━━ Passage extrait

Comme on peut lire dans la Nota ai testi (p. 9) qui précède les textes, la traduction a été faite sur les textes publiés par R. Caillois dans son édition des Œuvres complètes de Montesquieu [3] mais l’appareil critique tient aussi compte de l’annotation de la nouvelle édition critique des Œuvres complètes de Montesquieu [4]. D. Felice a traduit la Dissertation sur la politique des Romains dans la religion, le Discours sur Cicéron et De la politique, ainsi que les deux Appendices sur le Traité des devoirs ; la traduction des autres textes est due à D. Monda (Éloge de la sincérité, De la considération et de la réputation), P. Venturelli (Dialogue de Sylla et d’Eucrate) et G. Zamagni (Discours sur l’équité).
La traduction italienne est bonne dans l’ensemble et les annotations donnent au lecteur des renseignements utiles à la lecture ainsi que de profitables renvois aux écrits majeurs du Président. La datation des textes proposée par D. Felice reprend les résultats critiques les plus récents à propos de deux textes dont la date de composition est incertaine. Pour le Discours sur Cicéron il propose la date probable de 1717, suivant la conclusion de P. Rétat dans son Introduction à l’édition critique de ce texte [5], tandis que pour la date de composition de l’Éloge de la sincérité il choisit la date de 1719 proposée récemment par C. Volpilhac-Auger qui corrige de façon convaincante la datation de 1717 proposée par S. Mason [6].
Ce recueil de textes offre donc aux lecteurs des écrits de jeunesse de Montesquieu qui n’étaient pas facilement accessibles en langue italienne ou qui étaient cachés dans des anthologies qui remontent à quelque dizaine d’années [7]. Ce livre se présente comme un instrument très utile à la connaissance de textes qui sont au cœur de la formation théorique et historique du Président. Le choix des écrits présentés suit un itinéraire axé sur l’histoire et la politique, fondamental dans les œuvres majeures de Montesquieu et en particulier dans L’Esprit des lois. Mais ce choix est aussi sélectif.
On n’y retrouve pas, par contre, des écrits comme l’Essai d’observations sur l’histoire naturelle (1719) ou le Discours sur les motifs qui doivent nous encourager aux sciences (1725) qui illustrent un autre penchant du jeune Montesquieu : son intérêt pour les sciences et pour le cartésianisme, souvent lié aux débats qui se déroulent à l’académie de Bordeaux. Ce deuxième volet de la pensée du Président, qui aborde des thèmes biologiques ou médicaux et qui se confronte au cartésianisme – Montesquieu se définit dans l’Essai d’observations comme « cartésien rigide » – est tout à fait central dans sa formation et laissera aussi des traces évidentes dans L’Esprit des lois, soit dans la structure du texte (l’idée même de lois, avant tout) soit dans la tension continuelle entre nature et histoire.
Une “Introduction”, même brève, à cette anthologie aurait pu expliquer et justifier le choix fait par l’éditeur ; elle aurait aussi permis d’aider le lecteur à mieux suivre l’itinéraire théorique du jeune Montesquieu et à mieux reconnaître les liens, explicites ou souterrains, qui unissent ces écrits de jeunesse.

━━━━
━━ Jeu d'enregistrements

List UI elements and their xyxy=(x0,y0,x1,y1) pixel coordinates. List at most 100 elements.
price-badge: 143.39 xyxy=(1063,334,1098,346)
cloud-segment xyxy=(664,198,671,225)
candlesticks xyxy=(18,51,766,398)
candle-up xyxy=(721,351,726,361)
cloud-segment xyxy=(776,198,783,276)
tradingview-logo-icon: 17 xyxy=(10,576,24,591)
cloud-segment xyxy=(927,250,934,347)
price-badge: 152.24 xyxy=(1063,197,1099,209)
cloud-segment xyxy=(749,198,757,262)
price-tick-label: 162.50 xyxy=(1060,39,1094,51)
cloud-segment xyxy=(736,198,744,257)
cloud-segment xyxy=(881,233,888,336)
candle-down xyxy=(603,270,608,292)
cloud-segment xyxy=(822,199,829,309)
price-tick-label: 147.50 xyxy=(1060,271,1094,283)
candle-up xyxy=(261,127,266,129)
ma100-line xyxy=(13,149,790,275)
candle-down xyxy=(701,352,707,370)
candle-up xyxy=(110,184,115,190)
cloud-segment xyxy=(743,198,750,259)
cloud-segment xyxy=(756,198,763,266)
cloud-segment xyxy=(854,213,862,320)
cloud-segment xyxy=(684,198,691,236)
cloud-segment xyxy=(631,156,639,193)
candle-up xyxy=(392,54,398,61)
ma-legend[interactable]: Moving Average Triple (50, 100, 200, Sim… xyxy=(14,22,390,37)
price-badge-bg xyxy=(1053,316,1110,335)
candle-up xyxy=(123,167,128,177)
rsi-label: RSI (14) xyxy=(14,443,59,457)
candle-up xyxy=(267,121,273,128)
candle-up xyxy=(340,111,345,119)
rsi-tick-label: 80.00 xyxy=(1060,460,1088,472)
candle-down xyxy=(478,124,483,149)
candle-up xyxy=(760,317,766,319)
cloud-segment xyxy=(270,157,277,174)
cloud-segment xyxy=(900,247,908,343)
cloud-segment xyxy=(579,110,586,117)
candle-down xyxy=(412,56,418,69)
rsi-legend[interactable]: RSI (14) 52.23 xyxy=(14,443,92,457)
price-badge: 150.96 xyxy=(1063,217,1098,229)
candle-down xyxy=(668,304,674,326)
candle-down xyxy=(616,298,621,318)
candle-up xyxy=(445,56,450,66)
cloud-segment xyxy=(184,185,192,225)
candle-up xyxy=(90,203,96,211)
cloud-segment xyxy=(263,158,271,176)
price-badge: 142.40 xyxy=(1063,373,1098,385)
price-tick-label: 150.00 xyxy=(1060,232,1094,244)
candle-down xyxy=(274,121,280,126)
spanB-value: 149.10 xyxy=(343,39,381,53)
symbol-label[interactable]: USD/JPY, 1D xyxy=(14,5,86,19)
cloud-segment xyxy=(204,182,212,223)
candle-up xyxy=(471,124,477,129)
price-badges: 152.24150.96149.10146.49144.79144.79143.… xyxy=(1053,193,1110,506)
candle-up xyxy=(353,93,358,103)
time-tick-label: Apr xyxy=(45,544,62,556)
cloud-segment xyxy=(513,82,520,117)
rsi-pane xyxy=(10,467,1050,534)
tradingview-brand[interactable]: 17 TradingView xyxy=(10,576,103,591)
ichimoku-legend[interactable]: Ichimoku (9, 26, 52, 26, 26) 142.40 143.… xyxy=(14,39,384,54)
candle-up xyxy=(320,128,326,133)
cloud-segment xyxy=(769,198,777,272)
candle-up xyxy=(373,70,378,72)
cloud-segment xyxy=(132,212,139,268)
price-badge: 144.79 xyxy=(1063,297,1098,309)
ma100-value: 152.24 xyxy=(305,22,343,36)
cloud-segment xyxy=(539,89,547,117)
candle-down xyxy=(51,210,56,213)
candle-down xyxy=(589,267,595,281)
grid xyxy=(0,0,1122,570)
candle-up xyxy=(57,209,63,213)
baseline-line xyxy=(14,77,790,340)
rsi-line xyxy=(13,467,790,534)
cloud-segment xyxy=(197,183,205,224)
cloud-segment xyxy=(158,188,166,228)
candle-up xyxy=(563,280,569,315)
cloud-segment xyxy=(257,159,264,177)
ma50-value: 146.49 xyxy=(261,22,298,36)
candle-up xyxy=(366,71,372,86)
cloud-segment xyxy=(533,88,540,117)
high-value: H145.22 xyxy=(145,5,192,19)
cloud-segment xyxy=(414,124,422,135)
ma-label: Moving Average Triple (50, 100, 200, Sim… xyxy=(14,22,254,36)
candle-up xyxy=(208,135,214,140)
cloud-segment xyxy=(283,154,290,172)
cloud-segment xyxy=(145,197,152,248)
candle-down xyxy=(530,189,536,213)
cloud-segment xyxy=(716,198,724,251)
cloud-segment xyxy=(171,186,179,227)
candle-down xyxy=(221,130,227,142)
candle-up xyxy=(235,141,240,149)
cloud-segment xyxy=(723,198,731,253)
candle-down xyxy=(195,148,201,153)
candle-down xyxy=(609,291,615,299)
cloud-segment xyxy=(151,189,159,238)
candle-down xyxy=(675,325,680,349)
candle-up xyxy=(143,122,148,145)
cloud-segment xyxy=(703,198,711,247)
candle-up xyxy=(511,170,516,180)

━━━━

## Votre objectif
Selon le passage extrait, quelle date de composition D. Felice retient-il pour l'Éloge de la sincérité ? Appuyez-vous uniquement sur le passage extrait pour répondre.

## Exercice corrigé
Il retient la date de 1719, proposée par C. Volpilhac-Auger.